- WHAT YOU NEED TO DO: Work out the number of lines containing "School". Give that number alone.

+++ EXERCISE MATERIAL +++

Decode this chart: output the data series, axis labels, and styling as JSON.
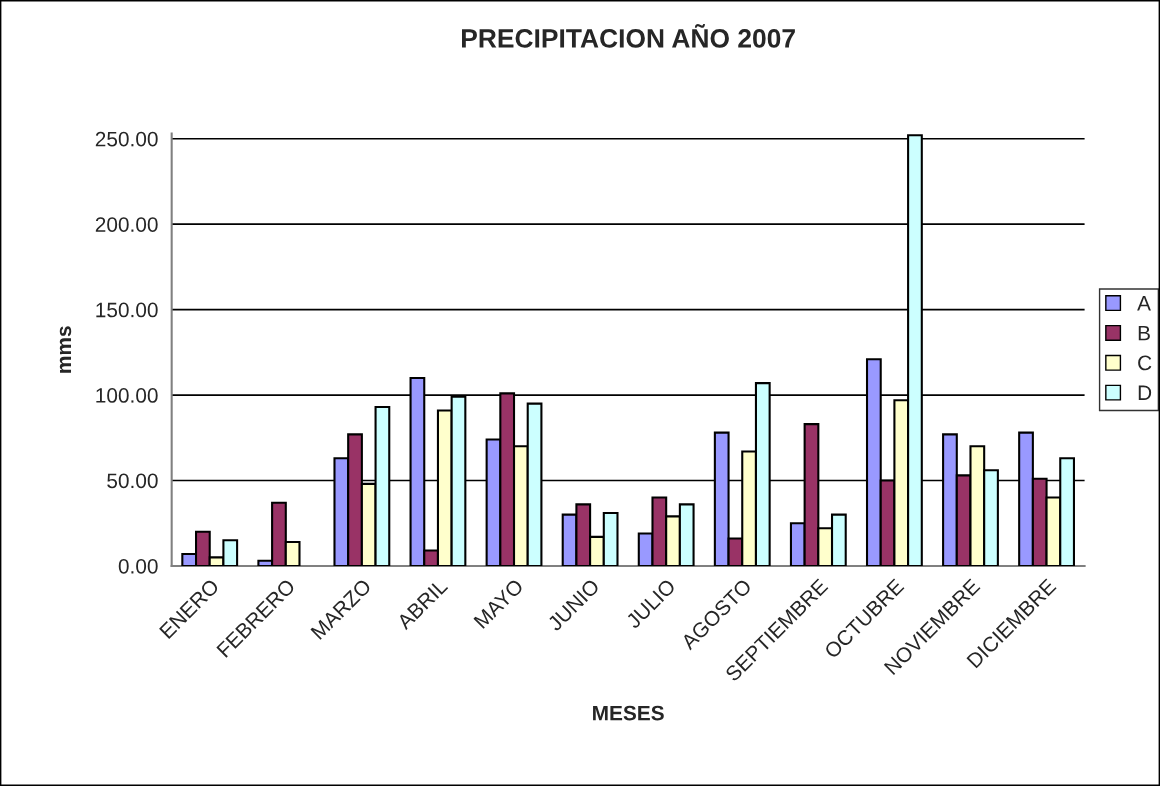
{
  "chart_data": {
    "type": "bar",
    "title": "PRECIPITACION AÑO 2007",
    "xlabel": "MESES",
    "ylabel": "mms",
    "categories": [
      "ENERO",
      "FEBRERO",
      "MARZO",
      "ABRIL",
      "MAYO",
      "JUNIO",
      "JULIO",
      "AGOSTO",
      "SEPTIEMBRE",
      "OCTUBRE",
      "NOVIEMBRE",
      "DICIEMBRE"
    ],
    "series": [
      {
        "name": "A",
        "color": "#9999ff",
        "values": [
          7,
          3,
          63,
          110,
          74,
          30,
          19,
          78,
          25,
          121,
          77,
          78
        ]
      },
      {
        "name": "B",
        "color": "#993366",
        "values": [
          20,
          37,
          77,
          9,
          101,
          36,
          40,
          16,
          83,
          50,
          53,
          51
        ]
      },
      {
        "name": "C",
        "color": "#ffffcc",
        "values": [
          5,
          14,
          48,
          91,
          70,
          17,
          29,
          67,
          22,
          97,
          70,
          40
        ]
      },
      {
        "name": "D",
        "color": "#ccffff",
        "values": [
          15,
          null,
          93,
          99,
          95,
          31,
          36,
          107,
          30,
          252,
          56,
          63
        ]
      }
    ],
    "ylim": [
      0,
      253
    ],
    "yticks": [
      {
        "value": 0,
        "label": "0.00"
      },
      {
        "value": 50,
        "label": "50.00"
      },
      {
        "value": 100,
        "label": "100.00"
      },
      {
        "value": 150,
        "label": "150.00"
      },
      {
        "value": 200,
        "label": "200.00"
      },
      {
        "value": 250,
        "label": "250.00"
      }
    ],
    "grid": "y",
    "legend": "right"
  }
}
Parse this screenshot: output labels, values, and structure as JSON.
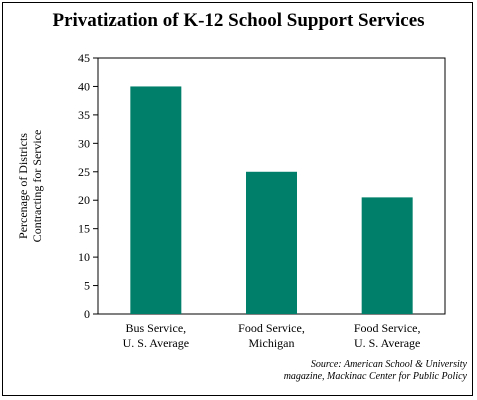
{
  "chart_data": {
    "type": "bar",
    "title": "Privatization of K-12 School Support Services",
    "ylabel_lines": [
      "Percenage of Districts",
      "Contracting for Service"
    ],
    "xlabel": "",
    "ylim": [
      0,
      45
    ],
    "yticks": [
      0,
      5,
      10,
      15,
      20,
      25,
      30,
      35,
      40,
      45
    ],
    "grid": false,
    "categories": [
      [
        "Bus Service,",
        "U. S. Average"
      ],
      [
        "Food Service,",
        "Michigan"
      ],
      [
        "Food Service,",
        "U. S. Average"
      ]
    ],
    "values": [
      40,
      25,
      20.5
    ],
    "bar_color": "#00806a",
    "source_label": "Source:",
    "source_line1": "American School & University",
    "source_line2": "magazine, Mackinac Center for Public Policy"
  }
}
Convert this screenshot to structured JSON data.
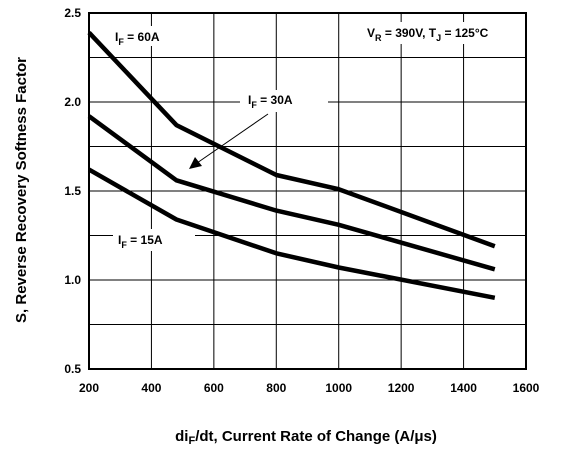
{
  "chart_data": {
    "type": "line",
    "title": "",
    "xlabel": {
      "main": "di",
      "sub": "F",
      "rest": "/dt, Current Rate of Change (A/μs)"
    },
    "ylabel": "S, Reverse Recovery Softness Factor",
    "xlim": [
      200,
      1600
    ],
    "ylim": [
      0.5,
      2.5
    ],
    "x_ticks": [
      "200",
      "400",
      "600",
      "800",
      "1000",
      "1200",
      "1400",
      "1600"
    ],
    "y_ticks": [
      "0.5",
      "1.0",
      "1.5",
      "2.0",
      "2.5"
    ],
    "grid": true,
    "series": [
      {
        "name": "IF = 60A",
        "x": [
          200,
          480,
          800,
          1000,
          1500
        ],
        "y": [
          2.39,
          1.87,
          1.59,
          1.51,
          1.19
        ]
      },
      {
        "name": "IF = 30A",
        "x": [
          200,
          480,
          800,
          1000,
          1500
        ],
        "y": [
          1.92,
          1.56,
          1.39,
          1.31,
          1.06
        ]
      },
      {
        "name": "IF = 15A",
        "x": [
          200,
          480,
          800,
          1000,
          1500
        ],
        "y": [
          1.62,
          1.34,
          1.15,
          1.07,
          0.9
        ]
      }
    ],
    "annotations": [
      {
        "id": "if60",
        "main": "I",
        "sub": "F",
        "rest": " = 60A"
      },
      {
        "id": "if30",
        "main": "I",
        "sub": "F",
        "rest": " = 30A"
      },
      {
        "id": "if15",
        "main": "I",
        "sub": "F",
        "rest": " = 15A"
      },
      {
        "id": "cond",
        "parts": [
          "V",
          "R",
          " = 390V, T",
          "J",
          " = 125°C"
        ]
      }
    ]
  }
}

+++

- SOLUTION BELOW: 2